_The problem_
Lay out every line below as a JSON list of strings, one string per line, leaving out blank lines.

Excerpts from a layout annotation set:
--- Begin ---

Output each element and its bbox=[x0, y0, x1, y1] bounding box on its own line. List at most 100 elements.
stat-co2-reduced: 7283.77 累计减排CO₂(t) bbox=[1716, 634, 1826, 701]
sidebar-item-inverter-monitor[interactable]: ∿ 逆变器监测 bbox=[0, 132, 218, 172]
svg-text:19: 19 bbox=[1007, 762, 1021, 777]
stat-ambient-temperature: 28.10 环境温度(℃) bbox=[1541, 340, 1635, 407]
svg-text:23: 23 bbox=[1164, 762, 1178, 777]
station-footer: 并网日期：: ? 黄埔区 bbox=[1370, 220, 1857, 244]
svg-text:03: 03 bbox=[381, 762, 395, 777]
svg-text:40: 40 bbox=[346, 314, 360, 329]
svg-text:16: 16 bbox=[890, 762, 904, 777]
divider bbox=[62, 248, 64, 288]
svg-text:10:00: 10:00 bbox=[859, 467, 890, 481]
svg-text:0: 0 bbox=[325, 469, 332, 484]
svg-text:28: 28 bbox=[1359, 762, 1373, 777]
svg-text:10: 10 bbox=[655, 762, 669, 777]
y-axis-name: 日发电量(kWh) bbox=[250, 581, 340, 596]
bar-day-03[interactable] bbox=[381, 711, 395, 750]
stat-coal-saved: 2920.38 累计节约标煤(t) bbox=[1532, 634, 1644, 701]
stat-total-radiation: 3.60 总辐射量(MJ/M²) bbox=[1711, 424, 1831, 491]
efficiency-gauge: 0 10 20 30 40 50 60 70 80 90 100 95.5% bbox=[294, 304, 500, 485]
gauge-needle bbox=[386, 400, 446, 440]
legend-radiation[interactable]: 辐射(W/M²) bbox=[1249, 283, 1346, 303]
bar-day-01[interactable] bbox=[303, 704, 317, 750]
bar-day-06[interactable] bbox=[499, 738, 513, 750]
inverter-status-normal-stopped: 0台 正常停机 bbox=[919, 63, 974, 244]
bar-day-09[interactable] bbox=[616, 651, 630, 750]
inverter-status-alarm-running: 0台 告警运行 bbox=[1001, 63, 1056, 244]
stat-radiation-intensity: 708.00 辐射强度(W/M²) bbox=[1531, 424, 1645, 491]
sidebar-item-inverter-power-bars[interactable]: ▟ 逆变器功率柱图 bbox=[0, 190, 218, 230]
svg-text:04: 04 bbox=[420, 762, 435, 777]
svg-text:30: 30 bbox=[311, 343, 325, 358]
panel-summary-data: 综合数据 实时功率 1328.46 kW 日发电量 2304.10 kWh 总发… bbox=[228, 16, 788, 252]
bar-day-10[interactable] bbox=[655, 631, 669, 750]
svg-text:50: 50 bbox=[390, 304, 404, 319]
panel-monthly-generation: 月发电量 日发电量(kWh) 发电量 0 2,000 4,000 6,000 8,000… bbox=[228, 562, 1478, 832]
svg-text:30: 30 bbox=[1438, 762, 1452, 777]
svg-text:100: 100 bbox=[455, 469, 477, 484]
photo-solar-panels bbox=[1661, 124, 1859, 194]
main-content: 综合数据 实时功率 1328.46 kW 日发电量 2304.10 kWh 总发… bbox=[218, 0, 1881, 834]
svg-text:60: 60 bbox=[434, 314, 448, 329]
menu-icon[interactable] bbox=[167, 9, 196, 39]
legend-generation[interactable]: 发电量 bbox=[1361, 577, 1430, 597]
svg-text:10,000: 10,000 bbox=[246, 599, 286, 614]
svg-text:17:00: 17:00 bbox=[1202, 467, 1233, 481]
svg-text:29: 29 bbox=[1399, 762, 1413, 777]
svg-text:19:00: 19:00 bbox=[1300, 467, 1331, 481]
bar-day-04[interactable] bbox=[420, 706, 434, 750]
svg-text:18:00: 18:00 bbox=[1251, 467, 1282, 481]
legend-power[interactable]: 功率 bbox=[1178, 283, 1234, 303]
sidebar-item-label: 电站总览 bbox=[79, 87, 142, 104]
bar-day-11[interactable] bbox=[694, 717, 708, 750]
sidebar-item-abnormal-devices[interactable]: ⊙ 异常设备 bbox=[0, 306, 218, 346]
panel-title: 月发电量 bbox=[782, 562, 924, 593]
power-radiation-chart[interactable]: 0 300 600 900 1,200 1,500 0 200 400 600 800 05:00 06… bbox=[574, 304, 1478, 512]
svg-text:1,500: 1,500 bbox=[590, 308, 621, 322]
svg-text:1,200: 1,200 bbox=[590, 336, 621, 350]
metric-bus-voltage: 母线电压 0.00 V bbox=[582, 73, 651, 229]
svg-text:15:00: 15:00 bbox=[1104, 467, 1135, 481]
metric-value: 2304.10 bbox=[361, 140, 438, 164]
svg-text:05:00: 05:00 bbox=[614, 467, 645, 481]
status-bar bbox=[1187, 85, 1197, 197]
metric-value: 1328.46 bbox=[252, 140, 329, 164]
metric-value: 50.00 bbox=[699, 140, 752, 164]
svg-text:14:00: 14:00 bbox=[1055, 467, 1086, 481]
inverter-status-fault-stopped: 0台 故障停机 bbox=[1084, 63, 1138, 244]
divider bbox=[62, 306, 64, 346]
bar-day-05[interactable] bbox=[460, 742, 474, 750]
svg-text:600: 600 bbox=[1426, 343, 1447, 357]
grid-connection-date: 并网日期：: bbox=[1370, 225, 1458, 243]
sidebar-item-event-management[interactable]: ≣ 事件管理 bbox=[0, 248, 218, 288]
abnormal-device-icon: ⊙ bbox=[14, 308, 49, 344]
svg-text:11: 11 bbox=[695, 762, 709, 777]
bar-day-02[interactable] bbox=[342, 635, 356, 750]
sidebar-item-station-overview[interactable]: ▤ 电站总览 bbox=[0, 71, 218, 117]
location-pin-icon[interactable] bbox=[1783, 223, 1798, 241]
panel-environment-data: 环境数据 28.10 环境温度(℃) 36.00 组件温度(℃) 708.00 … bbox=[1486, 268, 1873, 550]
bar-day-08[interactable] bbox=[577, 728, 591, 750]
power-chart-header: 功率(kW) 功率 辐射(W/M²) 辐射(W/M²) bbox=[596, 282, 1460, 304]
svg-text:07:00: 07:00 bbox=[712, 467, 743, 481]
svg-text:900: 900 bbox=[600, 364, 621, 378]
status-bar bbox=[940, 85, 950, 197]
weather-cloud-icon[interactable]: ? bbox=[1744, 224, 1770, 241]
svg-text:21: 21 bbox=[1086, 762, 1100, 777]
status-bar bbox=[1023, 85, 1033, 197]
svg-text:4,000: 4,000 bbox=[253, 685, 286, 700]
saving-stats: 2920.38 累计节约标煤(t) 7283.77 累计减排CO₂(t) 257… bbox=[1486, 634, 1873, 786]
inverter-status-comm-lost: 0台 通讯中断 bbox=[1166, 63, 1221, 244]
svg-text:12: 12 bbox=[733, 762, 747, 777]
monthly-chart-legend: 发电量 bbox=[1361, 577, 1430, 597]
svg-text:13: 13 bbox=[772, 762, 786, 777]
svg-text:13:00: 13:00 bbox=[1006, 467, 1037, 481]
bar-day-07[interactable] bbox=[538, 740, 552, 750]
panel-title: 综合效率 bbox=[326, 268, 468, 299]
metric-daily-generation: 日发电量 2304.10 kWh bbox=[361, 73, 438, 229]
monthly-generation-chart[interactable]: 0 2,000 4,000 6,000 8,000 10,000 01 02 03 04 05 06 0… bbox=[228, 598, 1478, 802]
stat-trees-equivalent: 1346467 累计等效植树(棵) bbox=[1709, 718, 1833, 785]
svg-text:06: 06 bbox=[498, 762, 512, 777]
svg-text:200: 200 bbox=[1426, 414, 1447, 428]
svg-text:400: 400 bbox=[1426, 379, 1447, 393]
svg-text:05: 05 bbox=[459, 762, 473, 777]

--- End ---

_Task solution_
[
  "Output each element and its bbox=[x0, y0, x1, y1] bounding box on its own line. List at most 100 elements.",
  "stat-co2-reduced: 7283.77 累计减排CO₂(t) bbox=[1716, 634, 1826, 701]",
  "sidebar-item-inverter-monitor[interactable]: ∿ 逆变器监测 bbox=[0, 132, 218, 172]",
  "svg-text:19: 19 bbox=[1007, 762, 1021, 777]",
  "stat-ambient-temperature: 28.10 环境温度(℃) bbox=[1541, 340, 1635, 407]",
  "svg-text:23: 23 bbox=[1164, 762, 1178, 777]",
  "station-footer: 并网日期：: ? 黄埔区 bbox=[1370, 220, 1857, 244]",
  "svg-text:03: 03 bbox=[381, 762, 395, 777]",
  "svg-text:40: 40 bbox=[346, 314, 360, 329]",
  "svg-text:16: 16 bbox=[890, 762, 904, 777]",
  "divider bbox=[62, 248, 64, 288]",
  "svg-text:10:00: 10:00 bbox=[859, 467, 890, 481]",
  "svg-text:0: 0 bbox=[325, 469, 332, 484]",
  "svg-text:28: 28 bbox=[1359, 762, 1373, 777]",
  "svg-text:10: 10 bbox=[655, 762, 669, 777]",
  "y-axis-name: 日发电量(kWh) bbox=[250, 581, 340, 596]",
  "bar-day-03[interactable] bbox=[381, 711, 395, 750]",
  "stat-coal-saved: 2920.38 累计节约标煤(t) bbox=[1532, 634, 1644, 701]",
  "stat-total-radiation: 3.60 总辐射量(MJ/M²) bbox=[1711, 424, 1831, 491]",
  "efficiency-gauge: 0 10 20 30 40 50 60 70 80 90 100 95.5% bbox=[294, 304, 500, 485]",
  "gauge-needle bbox=[386, 400, 446, 440]",
  "legend-radiation[interactable]: 辐射(W/M²) bbox=[1249, 283, 1346, 303]",
  "bar-day-01[interactable] bbox=[303, 704, 317, 750]",
  "bar-day-06[interactable] bbox=[499, 738, 513, 750]",
  "inverter-status-normal-stopped: 0台 正常停机 bbox=[919, 63, 974, 244]",
  "bar-day-09[interactable] bbox=[616, 651, 630, 750]",
  "inverter-status-alarm-running: 0台 告警运行 bbox=[1001, 63, 1056, 244]",
  "stat-radiation-intensity: 708.00 辐射强度(W/M²) bbox=[1531, 424, 1645, 491]",
  "sidebar-item-inverter-power-bars[interactable]: ▟ 逆变器功率柱图 bbox=[0, 190, 218, 230]",
  "svg-text:04: 04 bbox=[420, 762, 435, 777]",
  "svg-text:30: 30 bbox=[311, 343, 325, 358]",
  "panel-summary-data: 综合数据 实时功率 1328.46 kW 日发电量 2304.10 kWh 总发… bbox=[228, 16, 788, 252]",
  "bar-day-10[interactable] bbox=[655, 631, 669, 750]",
  "svg-text:50: 50 bbox=[390, 304, 404, 319]",
  "panel-monthly-generation: 月发电量 日发电量(kWh) 发电量 0 2,000 4,000 6,000 8,000… bbox=[228, 562, 1478, 832]",
  "svg-text:30: 30 bbox=[1438, 762, 1452, 777]",
  "svg-text:100: 100 bbox=[455, 469, 477, 484]",
  "photo-solar-panels bbox=[1661, 124, 1859, 194]",
  "main-content: 综合数据 实时功率 1328.46 kW 日发电量 2304.10 kWh 总发… bbox=[218, 0, 1881, 834]",
  "svg-text:60: 60 bbox=[434, 314, 448, 329]",
  "menu-icon[interactable] bbox=[167, 9, 196, 39]",
  "legend-generation[interactable]: 发电量 bbox=[1361, 577, 1430, 597]",
  "svg-text:10,000: 10,000 bbox=[246, 599, 286, 614]",
  "svg-text:17:00: 17:00 bbox=[1202, 467, 1233, 481]",
  "svg-text:29: 29 bbox=[1399, 762, 1413, 777]",
  "svg-text:19:00: 19:00 bbox=[1300, 467, 1331, 481]",
  "bar-day-04[interactable] bbox=[420, 706, 434, 750]",
  "svg-text:18:00: 18:00 bbox=[1251, 467, 1282, 481]",
  "legend-power[interactable]: 功率 bbox=[1178, 283, 1234, 303]",
  "sidebar-item-label: 电站总览 bbox=[79, 87, 142, 104]",
  "bar-day-11[interactable] bbox=[694, 717, 708, 750]",
  "sidebar-item-abnormal-devices[interactable]: ⊙ 异常设备 bbox=[0, 306, 218, 346]",
  "panel-title: 月发电量 bbox=[782, 562, 924, 593]",
  "power-radiation-chart[interactable]: 0 300 600 900 1,200 1,500 0 200 400 600 800 05:00 06… bbox=[574, 304, 1478, 512]",
  "svg-text:1,500: 1,500 bbox=[590, 308, 621, 322]",
  "svg-text:1,200: 1,200 bbox=[590, 336, 621, 350]",
  "metric-bus-voltage: 母线电压 0.00 V bbox=[582, 73, 651, 229]",
  "svg-text:15:00: 15:00 bbox=[1104, 467, 1135, 481]",
  "metric-value: 2304.10 bbox=[361, 140, 438, 164]",
  "svg-text:05:00: 05:00 bbox=[614, 467, 645, 481]",
  "status-bar bbox=[1187, 85, 1197, 197]",
  "metric-value: 1328.46 bbox=[252, 140, 329, 164]",
  "metric-value: 50.00 bbox=[699, 140, 752, 164]",
  "svg-text:14:00: 14:00 bbox=[1055, 467, 1086, 481]",
  "inverter-status-fault-stopped: 0台 故障停机 bbox=[1084, 63, 1138, 244]",
  "divider bbox=[62, 306, 64, 346]",
  "bar-day-05[interactable] bbox=[460, 742, 474, 750]",
  "svg-text:600: 600 bbox=[1426, 343, 1447, 357]",
  "grid-connection-date: 并网日期：: bbox=[1370, 225, 1458, 243]",
  "sidebar-item-event-management[interactable]: ≣ 事件管理 bbox=[0, 248, 218, 288]",
  "abnormal-device-icon: ⊙ bbox=[14, 308, 49, 344]",
  "svg-text:11: 11 bbox=[695, 762, 709, 777]",
  "bar-day-02[interactable] bbox=[342, 635, 356, 750]",
  "sidebar-item-station-overview[interactable]: ▤ 电站总览 bbox=[0, 71, 218, 117]",
  "location-pin-icon[interactable] bbox=[1783, 223, 1798, 241]",
  "panel-environment-data: 环境数据 28.10 环境温度(℃) 36.00 组件温度(℃) 708.00 … bbox=[1486, 268, 1873, 550]",
  "bar-day-08[interactable] bbox=[577, 728, 591, 750]",
  "power-chart-header: 功率(kW) 功率 辐射(W/M²) 辐射(W/M²) bbox=[596, 282, 1460, 304]",
  "svg-text:07:00: 07:00 bbox=[712, 467, 743, 481]",
  "svg-text:900: 900 bbox=[600, 364, 621, 378]",
  "status-bar bbox=[940, 85, 950, 197]",
  "weather-cloud-icon[interactable]: ? bbox=[1744, 224, 1770, 241]",
  "svg-text:21: 21 bbox=[1086, 762, 1100, 777]",
  "status-bar bbox=[1023, 85, 1033, 197]",
  "svg-text:4,000: 4,000 bbox=[253, 685, 286, 700]",
  "saving-stats: 2920.38 累计节约标煤(t) 7283.77 累计减排CO₂(t) 257… bbox=[1486, 634, 1873, 786]",
  "inverter-status-comm-lost: 0台 通讯中断 bbox=[1166, 63, 1221, 244]",
  "svg-text:12: 12 bbox=[733, 762, 747, 777]",
  "monthly-chart-legend: 发电量 bbox=[1361, 577, 1430, 597]",
  "svg-text:13: 13 bbox=[772, 762, 786, 777]",
  "svg-text:13:00: 13:00 bbox=[1006, 467, 1037, 481]",
  "bar-day-07[interactable] bbox=[538, 740, 552, 750]",
  "panel-title: 综合效率 bbox=[326, 268, 468, 299]",
  "metric-daily-generation: 日发电量 2304.10 kWh bbox=[361, 73, 438, 229]",
  "monthly-generation-chart[interactable]: 0 2,000 4,000 6,000 8,000 10,000 01 02 03 04 05 06 0… bbox=[228, 598, 1478, 802]",
  "stat-trees-equivalent: 1346467 累计等效植树(棵) bbox=[1709, 718, 1833, 785]",
  "svg-text:06: 06 bbox=[498, 762, 512, 777]",
  "svg-text:200: 200 bbox=[1426, 414, 1447, 428]",
  "svg-text:400: 400 bbox=[1426, 379, 1447, 393]",
  "svg-text:05: 05 bbox=[459, 762, 473, 777]"
]